(Saved data entries)
○ ○ ○ ○ ○
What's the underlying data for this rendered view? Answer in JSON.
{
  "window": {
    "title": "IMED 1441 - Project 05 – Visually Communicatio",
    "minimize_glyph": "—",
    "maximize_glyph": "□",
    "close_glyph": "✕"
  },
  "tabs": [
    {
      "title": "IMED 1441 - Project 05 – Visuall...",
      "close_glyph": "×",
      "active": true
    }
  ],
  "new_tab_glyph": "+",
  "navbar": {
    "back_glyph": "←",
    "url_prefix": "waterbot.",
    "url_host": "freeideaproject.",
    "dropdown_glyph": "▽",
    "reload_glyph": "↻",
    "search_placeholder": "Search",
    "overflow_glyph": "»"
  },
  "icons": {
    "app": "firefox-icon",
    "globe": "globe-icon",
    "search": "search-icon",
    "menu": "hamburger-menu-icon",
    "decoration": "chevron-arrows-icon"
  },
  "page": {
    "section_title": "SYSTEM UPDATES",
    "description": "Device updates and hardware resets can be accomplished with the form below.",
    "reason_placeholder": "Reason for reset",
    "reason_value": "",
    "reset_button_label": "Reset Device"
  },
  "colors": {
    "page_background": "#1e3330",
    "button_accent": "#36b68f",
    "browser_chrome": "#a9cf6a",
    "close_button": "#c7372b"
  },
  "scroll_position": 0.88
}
○ ○ ○ ○ ○
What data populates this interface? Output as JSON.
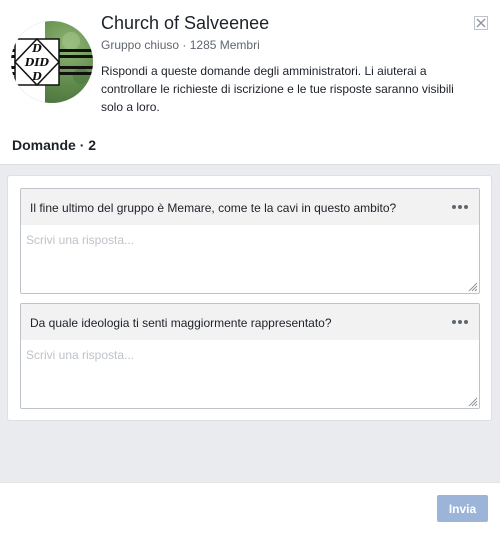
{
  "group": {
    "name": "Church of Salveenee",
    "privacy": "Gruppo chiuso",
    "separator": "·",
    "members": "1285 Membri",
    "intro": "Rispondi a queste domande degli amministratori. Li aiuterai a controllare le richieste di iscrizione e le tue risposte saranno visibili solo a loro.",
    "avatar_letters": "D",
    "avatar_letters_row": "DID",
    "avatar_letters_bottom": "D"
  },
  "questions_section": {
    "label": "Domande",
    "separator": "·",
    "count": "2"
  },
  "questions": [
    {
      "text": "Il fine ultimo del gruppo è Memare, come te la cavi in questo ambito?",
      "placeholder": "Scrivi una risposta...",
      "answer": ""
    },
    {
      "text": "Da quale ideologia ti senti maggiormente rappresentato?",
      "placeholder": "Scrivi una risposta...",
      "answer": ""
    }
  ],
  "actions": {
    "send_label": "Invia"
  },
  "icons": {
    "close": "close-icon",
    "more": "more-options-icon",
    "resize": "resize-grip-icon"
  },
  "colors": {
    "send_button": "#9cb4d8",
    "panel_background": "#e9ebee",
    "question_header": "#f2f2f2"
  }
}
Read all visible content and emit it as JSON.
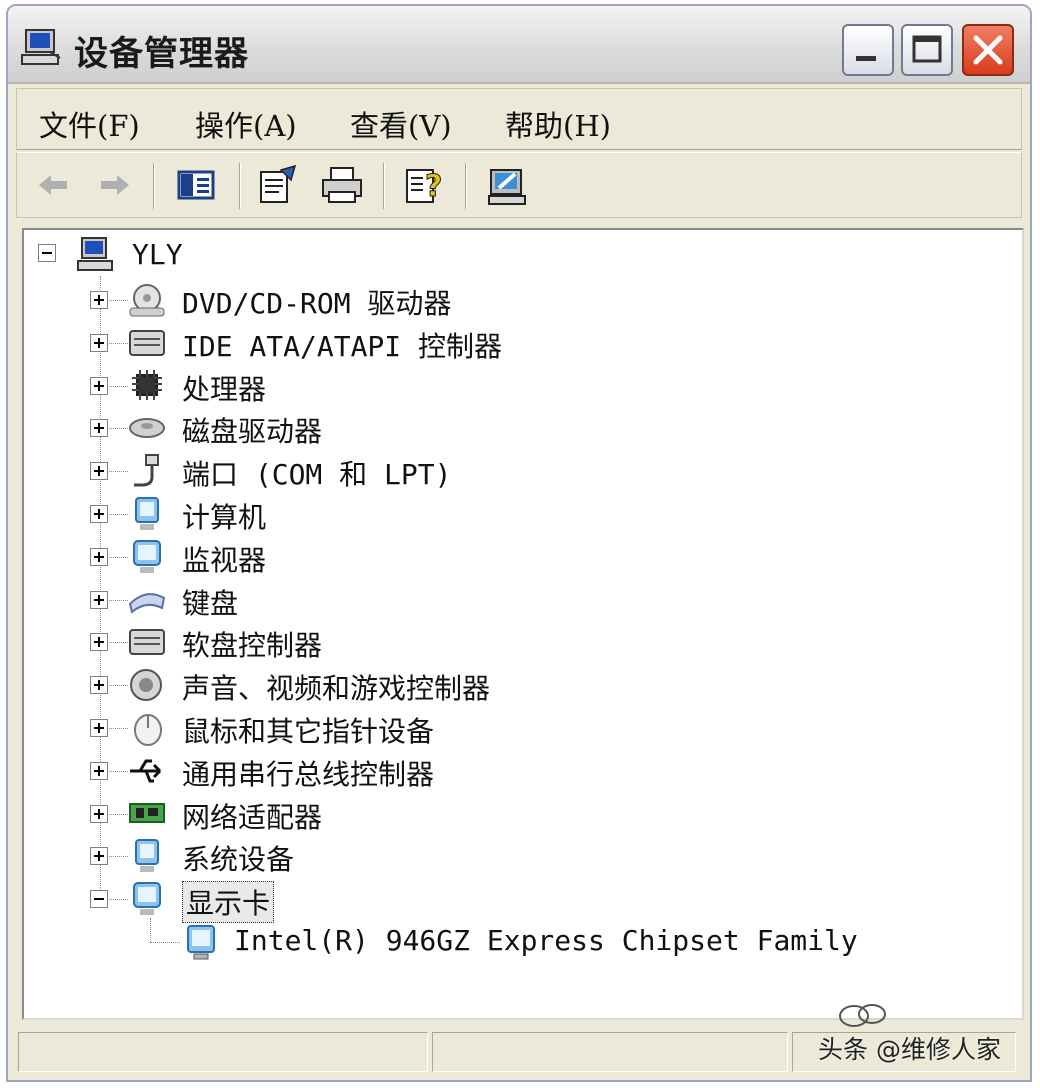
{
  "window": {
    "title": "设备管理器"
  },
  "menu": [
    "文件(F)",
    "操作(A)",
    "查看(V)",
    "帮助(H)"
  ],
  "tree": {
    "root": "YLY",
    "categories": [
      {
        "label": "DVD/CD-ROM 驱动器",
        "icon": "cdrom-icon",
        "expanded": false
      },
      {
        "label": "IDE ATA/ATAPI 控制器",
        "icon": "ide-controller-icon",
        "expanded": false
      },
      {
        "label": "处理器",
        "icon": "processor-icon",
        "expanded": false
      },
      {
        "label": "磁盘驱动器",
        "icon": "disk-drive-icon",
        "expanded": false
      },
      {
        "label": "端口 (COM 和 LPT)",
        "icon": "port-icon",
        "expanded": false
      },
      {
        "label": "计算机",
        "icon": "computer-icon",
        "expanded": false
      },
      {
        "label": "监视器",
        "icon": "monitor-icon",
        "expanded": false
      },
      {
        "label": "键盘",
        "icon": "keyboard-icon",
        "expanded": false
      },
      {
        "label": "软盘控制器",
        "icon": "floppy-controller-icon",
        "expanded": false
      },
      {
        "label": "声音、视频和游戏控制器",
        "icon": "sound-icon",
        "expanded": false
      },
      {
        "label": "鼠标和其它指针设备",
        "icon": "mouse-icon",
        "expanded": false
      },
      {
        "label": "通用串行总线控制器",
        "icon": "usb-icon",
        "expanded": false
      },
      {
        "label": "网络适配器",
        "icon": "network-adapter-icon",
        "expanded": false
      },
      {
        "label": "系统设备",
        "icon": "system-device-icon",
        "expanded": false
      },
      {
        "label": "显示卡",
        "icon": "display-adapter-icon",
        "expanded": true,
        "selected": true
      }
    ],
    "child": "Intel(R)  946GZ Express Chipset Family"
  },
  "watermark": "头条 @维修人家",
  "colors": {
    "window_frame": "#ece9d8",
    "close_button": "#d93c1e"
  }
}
○ ○ ○ ○ ○
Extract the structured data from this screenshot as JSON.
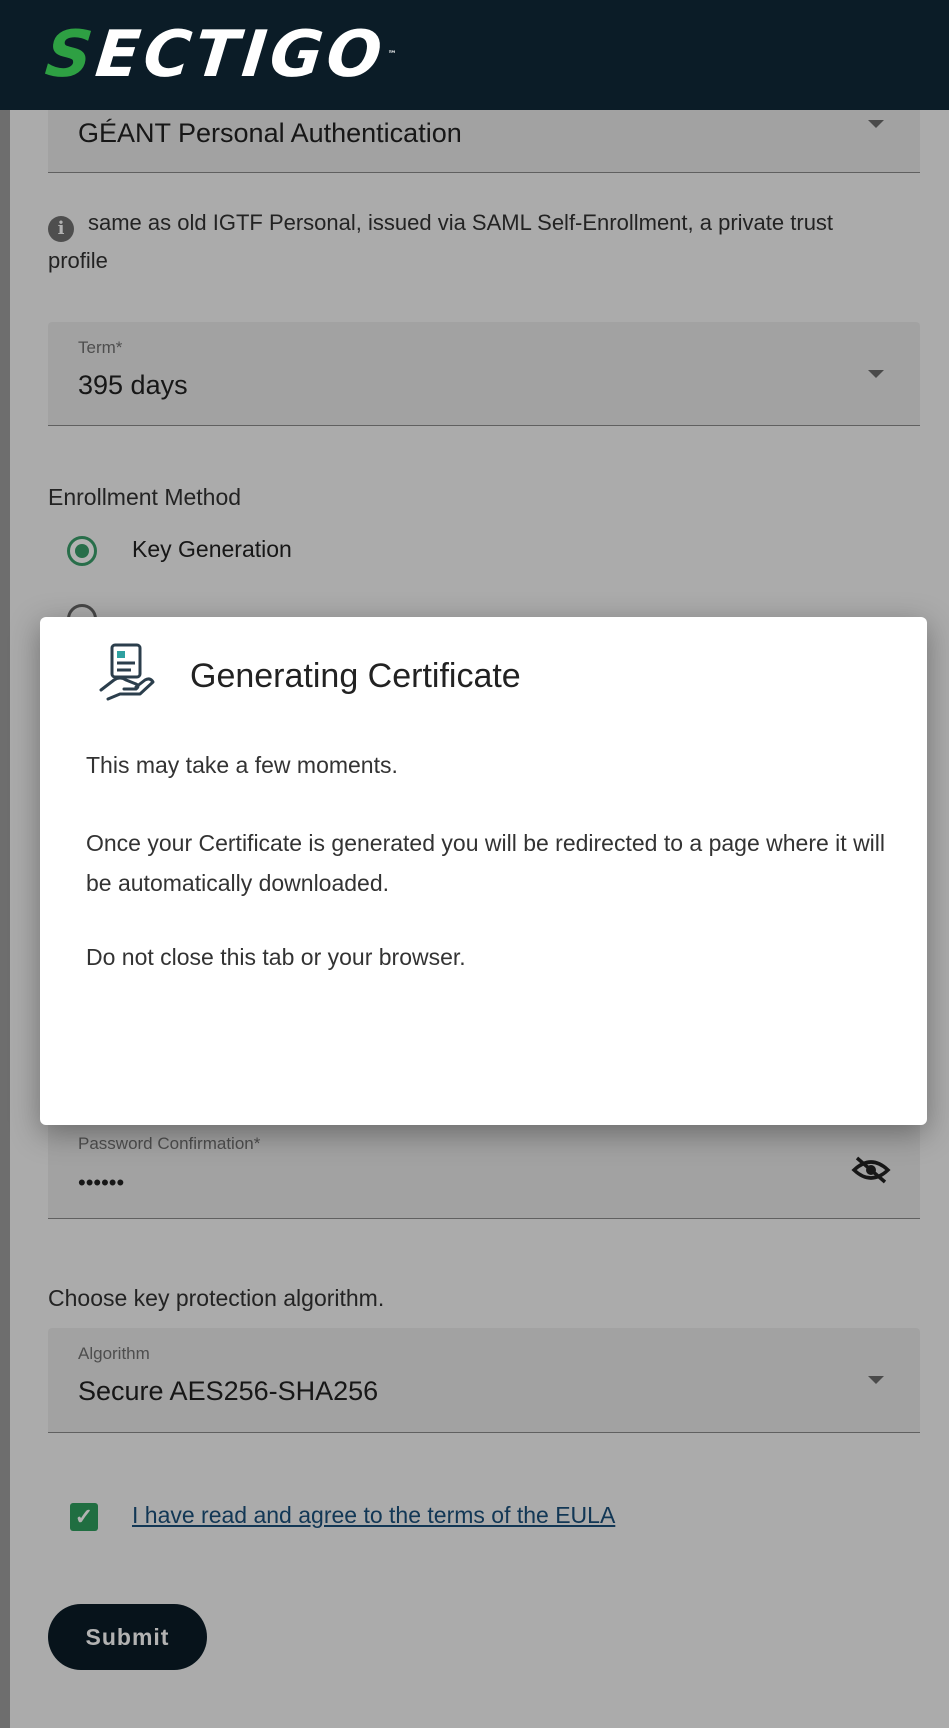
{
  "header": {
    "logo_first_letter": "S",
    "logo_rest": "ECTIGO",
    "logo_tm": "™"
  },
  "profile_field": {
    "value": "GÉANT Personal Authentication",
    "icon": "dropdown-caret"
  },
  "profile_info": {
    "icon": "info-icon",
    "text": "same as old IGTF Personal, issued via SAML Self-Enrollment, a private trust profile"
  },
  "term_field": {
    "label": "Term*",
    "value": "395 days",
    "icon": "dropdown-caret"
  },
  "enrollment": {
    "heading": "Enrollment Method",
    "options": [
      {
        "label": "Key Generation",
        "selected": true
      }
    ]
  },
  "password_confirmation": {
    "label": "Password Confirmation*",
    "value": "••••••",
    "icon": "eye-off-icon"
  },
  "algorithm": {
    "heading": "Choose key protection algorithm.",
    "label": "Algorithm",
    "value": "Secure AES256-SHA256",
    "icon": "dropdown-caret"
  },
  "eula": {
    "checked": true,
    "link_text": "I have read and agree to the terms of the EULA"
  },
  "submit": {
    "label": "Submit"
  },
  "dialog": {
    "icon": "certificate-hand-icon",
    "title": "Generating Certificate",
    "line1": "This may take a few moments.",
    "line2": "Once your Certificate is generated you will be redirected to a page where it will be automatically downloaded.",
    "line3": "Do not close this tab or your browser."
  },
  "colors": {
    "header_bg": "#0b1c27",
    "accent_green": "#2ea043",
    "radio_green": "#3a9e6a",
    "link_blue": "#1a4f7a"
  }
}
○ ○ ○ ○ ○
## Aim of the exercise
Read through the data and copy every line where "JSON" shows up.

## Full solution
What's the underlying data for this rendered view? Answer in JSON.
What data populates this interface? Output as JSON.
Read all visible content and emit it as JSON.
Extract the structured data from this screenshot as JSON.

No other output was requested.